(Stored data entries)
+--

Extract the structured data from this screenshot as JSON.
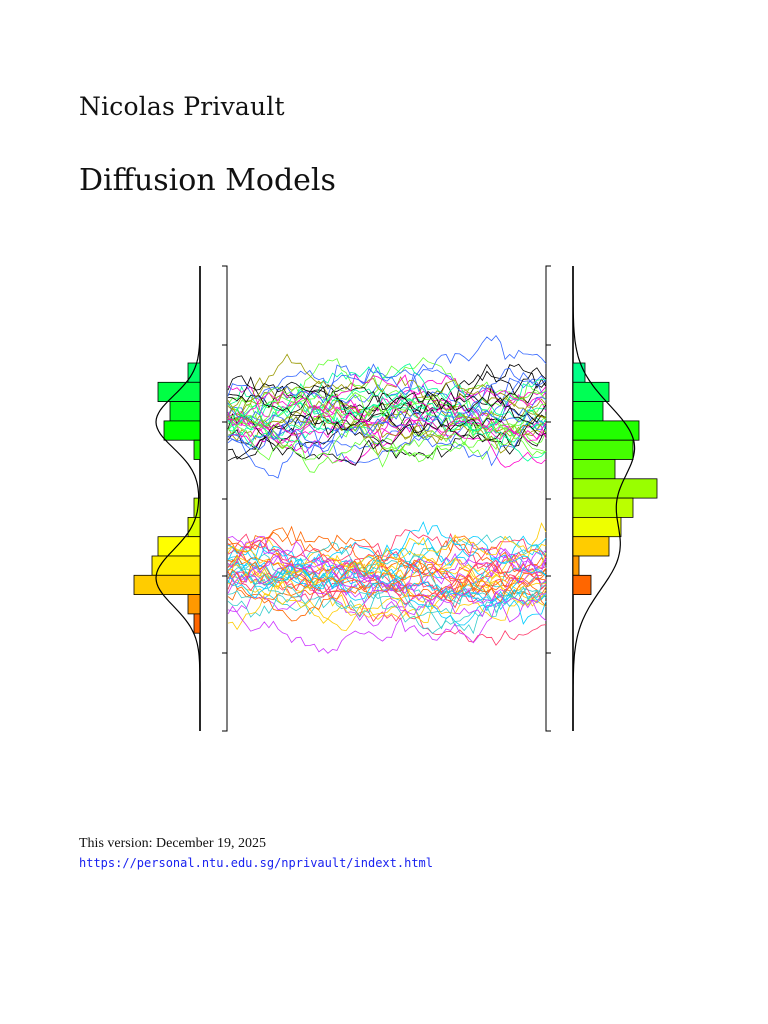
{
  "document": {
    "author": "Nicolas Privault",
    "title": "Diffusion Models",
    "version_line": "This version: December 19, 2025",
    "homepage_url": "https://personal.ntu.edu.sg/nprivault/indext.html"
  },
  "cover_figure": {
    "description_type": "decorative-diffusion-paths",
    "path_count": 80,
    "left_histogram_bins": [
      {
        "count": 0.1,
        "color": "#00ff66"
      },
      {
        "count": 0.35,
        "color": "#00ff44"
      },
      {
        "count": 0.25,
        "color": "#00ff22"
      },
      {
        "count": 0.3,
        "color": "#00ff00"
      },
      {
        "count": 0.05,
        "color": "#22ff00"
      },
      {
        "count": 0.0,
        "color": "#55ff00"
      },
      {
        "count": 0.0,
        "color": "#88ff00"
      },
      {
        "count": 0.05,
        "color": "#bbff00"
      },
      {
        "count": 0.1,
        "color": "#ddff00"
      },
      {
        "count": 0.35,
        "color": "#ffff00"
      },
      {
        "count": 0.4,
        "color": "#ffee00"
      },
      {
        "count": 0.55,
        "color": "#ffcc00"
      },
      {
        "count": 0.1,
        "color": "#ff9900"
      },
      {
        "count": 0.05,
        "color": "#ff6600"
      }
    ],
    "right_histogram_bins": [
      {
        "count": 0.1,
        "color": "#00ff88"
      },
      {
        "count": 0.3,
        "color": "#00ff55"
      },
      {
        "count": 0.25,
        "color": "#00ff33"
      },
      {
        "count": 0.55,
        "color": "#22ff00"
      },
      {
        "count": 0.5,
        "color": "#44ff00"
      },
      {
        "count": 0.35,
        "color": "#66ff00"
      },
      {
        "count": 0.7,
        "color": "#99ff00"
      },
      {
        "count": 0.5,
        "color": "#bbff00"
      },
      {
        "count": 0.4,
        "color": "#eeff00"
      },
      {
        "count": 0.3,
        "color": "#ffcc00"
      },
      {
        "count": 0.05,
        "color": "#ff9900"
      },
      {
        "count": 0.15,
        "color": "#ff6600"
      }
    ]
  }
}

+--

*EXERCISE AIM*
Leave the pictures out and copy the rest of the data exactly.

*FULL RESPONSE*
Extract the structured data from this screenshot as JSON.
{
  "document": {
    "author": "Nicolas Privault",
    "title": "Diffusion Models",
    "version_line": "This version: December 19, 2025",
    "homepage_url": "https://personal.ntu.edu.sg/nprivault/indext.html"
  },
  "cover_figure": {
    "description_type": "decorative-diffusion-paths",
    "path_count": 80,
    "left_histogram_bins": [
      {
        "count": 0.1,
        "color": "#00ff66"
      },
      {
        "count": 0.35,
        "color": "#00ff44"
      },
      {
        "count": 0.25,
        "color": "#00ff22"
      },
      {
        "count": 0.3,
        "color": "#00ff00"
      },
      {
        "count": 0.05,
        "color": "#22ff00"
      },
      {
        "count": 0.0,
        "color": "#55ff00"
      },
      {
        "count": 0.0,
        "color": "#88ff00"
      },
      {
        "count": 0.05,
        "color": "#bbff00"
      },
      {
        "count": 0.1,
        "color": "#ddff00"
      },
      {
        "count": 0.35,
        "color": "#ffff00"
      },
      {
        "count": 0.4,
        "color": "#ffee00"
      },
      {
        "count": 0.55,
        "color": "#ffcc00"
      },
      {
        "count": 0.1,
        "color": "#ff9900"
      },
      {
        "count": 0.05,
        "color": "#ff6600"
      }
    ],
    "right_histogram_bins": [
      {
        "count": 0.1,
        "color": "#00ff88"
      },
      {
        "count": 0.3,
        "color": "#00ff55"
      },
      {
        "count": 0.25,
        "color": "#00ff33"
      },
      {
        "count": 0.55,
        "color": "#22ff00"
      },
      {
        "count": 0.5,
        "color": "#44ff00"
      },
      {
        "count": 0.35,
        "color": "#66ff00"
      },
      {
        "count": 0.7,
        "color": "#99ff00"
      },
      {
        "count": 0.5,
        "color": "#bbff00"
      },
      {
        "count": 0.4,
        "color": "#eeff00"
      },
      {
        "count": 0.3,
        "color": "#ffcc00"
      },
      {
        "count": 0.05,
        "color": "#ff9900"
      },
      {
        "count": 0.15,
        "color": "#ff6600"
      }
    ]
  }
}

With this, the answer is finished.